(Dataset records of document pages)
============================================================
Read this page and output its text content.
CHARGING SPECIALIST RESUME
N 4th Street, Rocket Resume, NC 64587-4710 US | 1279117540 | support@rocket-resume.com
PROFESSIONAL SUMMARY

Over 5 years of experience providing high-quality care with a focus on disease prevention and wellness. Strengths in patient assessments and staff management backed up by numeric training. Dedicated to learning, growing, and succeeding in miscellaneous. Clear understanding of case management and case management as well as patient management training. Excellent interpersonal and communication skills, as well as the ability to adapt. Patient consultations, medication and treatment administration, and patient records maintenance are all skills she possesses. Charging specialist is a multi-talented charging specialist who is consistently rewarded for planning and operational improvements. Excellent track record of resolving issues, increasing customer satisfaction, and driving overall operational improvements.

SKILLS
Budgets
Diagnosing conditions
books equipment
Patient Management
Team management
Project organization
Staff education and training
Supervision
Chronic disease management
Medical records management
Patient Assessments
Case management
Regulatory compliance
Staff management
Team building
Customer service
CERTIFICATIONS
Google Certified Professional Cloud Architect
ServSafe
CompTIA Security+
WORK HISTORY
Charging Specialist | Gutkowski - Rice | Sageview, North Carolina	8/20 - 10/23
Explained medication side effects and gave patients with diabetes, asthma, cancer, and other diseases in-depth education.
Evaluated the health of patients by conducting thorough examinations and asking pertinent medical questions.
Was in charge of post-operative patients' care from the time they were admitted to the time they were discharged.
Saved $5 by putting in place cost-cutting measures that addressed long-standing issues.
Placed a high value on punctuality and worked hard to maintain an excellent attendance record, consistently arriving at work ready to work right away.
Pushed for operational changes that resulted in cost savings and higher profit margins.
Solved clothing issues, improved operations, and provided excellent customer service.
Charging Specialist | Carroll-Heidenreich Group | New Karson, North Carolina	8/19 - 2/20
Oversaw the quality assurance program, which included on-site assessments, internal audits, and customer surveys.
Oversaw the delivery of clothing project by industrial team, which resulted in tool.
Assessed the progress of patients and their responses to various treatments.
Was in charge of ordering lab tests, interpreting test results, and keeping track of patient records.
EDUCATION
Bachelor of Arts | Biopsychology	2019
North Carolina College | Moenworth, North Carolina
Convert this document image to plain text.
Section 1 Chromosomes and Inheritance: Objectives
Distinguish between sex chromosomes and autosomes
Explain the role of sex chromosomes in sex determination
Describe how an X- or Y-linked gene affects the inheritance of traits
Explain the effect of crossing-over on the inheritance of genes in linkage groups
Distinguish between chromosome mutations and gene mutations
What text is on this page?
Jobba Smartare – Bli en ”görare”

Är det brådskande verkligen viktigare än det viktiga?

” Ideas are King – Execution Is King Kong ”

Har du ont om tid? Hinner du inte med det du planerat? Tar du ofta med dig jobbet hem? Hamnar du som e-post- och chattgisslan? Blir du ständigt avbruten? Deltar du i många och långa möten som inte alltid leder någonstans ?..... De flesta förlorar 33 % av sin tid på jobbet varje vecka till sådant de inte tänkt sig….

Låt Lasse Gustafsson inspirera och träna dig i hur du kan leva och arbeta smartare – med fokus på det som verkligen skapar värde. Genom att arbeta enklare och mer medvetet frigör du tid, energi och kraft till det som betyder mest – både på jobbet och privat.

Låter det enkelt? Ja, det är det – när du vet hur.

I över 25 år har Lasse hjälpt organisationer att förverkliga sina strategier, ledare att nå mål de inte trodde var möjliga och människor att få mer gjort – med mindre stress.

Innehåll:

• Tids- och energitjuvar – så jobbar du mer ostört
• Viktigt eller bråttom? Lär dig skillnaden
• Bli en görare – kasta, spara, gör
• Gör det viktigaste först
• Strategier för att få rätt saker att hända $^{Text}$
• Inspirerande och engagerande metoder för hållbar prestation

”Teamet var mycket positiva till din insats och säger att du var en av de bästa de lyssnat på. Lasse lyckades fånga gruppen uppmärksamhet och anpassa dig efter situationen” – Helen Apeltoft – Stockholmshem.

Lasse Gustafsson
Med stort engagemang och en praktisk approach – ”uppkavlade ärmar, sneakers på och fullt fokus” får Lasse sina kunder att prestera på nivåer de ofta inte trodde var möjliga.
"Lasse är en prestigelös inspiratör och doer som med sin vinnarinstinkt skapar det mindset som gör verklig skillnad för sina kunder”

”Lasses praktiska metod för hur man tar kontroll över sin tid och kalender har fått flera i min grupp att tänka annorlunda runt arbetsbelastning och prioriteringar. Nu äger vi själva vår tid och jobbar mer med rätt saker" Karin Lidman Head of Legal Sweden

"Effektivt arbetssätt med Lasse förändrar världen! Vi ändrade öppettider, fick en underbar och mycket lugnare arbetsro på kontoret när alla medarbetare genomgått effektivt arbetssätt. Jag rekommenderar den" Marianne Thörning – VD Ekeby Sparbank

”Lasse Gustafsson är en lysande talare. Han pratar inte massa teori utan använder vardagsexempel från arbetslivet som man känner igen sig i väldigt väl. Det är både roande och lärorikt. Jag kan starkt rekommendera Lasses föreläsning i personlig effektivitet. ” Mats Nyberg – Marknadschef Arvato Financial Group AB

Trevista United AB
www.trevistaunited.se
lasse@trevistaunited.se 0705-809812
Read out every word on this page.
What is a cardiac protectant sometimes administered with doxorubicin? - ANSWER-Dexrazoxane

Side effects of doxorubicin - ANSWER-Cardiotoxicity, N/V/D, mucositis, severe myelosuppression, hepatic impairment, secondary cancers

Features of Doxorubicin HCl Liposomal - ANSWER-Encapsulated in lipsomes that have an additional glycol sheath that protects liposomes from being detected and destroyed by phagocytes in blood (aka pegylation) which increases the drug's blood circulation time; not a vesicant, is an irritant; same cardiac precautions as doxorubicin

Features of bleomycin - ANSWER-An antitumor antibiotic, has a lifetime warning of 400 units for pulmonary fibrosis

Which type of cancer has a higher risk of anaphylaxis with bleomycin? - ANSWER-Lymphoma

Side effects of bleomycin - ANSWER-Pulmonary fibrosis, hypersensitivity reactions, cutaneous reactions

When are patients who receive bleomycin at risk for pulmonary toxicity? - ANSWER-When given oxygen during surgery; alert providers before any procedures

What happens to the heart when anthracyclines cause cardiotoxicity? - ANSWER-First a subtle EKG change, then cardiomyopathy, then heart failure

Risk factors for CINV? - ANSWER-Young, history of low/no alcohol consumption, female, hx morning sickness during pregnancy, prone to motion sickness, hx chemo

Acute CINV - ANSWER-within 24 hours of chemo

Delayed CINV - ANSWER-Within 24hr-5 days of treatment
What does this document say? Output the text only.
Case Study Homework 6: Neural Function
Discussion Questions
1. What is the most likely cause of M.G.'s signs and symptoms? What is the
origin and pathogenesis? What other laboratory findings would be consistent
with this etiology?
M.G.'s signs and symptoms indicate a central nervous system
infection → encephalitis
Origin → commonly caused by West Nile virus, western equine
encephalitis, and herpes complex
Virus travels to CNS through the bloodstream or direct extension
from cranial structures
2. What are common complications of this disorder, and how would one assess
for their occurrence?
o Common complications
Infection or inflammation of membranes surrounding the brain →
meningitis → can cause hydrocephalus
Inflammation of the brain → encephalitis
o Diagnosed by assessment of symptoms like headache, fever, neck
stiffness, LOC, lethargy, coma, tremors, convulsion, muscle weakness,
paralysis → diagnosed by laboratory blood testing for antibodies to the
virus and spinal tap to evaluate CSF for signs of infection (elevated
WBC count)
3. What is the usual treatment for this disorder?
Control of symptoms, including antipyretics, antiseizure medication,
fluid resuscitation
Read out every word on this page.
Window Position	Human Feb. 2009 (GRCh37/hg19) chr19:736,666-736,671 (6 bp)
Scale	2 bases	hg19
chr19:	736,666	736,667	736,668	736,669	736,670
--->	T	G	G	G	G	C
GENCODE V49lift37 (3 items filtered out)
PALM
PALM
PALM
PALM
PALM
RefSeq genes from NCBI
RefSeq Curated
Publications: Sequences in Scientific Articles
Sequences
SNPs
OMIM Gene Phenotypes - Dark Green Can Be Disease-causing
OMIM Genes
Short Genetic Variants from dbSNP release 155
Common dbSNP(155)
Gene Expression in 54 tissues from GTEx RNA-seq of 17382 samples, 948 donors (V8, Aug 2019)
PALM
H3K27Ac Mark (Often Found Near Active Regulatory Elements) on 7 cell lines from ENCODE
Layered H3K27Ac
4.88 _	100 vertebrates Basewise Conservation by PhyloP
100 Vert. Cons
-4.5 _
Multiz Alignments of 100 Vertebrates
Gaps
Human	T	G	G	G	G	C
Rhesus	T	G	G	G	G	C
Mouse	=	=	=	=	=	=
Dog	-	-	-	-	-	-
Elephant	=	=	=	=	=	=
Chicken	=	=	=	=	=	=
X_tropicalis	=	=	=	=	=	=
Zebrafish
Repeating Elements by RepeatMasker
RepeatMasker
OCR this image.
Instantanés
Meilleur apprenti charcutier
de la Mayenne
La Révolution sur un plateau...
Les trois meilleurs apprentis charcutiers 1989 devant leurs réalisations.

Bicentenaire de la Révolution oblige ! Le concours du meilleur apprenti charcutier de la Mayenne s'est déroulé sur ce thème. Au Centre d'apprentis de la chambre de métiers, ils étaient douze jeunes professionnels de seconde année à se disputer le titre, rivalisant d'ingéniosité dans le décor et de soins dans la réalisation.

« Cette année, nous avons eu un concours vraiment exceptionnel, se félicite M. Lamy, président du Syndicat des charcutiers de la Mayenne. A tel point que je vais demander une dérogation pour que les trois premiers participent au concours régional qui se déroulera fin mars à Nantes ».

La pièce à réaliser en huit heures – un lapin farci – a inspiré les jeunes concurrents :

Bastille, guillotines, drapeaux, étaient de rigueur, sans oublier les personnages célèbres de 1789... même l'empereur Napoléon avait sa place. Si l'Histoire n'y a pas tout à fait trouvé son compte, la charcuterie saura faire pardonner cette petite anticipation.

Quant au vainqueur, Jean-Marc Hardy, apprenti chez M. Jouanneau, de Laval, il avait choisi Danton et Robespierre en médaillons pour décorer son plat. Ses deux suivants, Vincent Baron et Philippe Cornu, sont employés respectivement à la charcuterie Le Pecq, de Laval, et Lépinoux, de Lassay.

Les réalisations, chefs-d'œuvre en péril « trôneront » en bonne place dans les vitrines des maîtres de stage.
============================================================
Copy every line from the entries that contains the word "fokus".

Låt Lasse Gustafsson inspirera och träna dig i hur du kan leva och arbeta smartare – med fokus på det som verkligen skapar värde. Genom att arbeta enklare och mer medvetet frigör du tid, energi och kraft till det som betyder mest – både på jobbet och privat.
Med stort engagemang och en praktisk approach – ”uppkavlade ärmar, sneakers på och fullt fokus” får Lasse sina kunder att prestera på nivåer de ofta inte trodde var möjliga.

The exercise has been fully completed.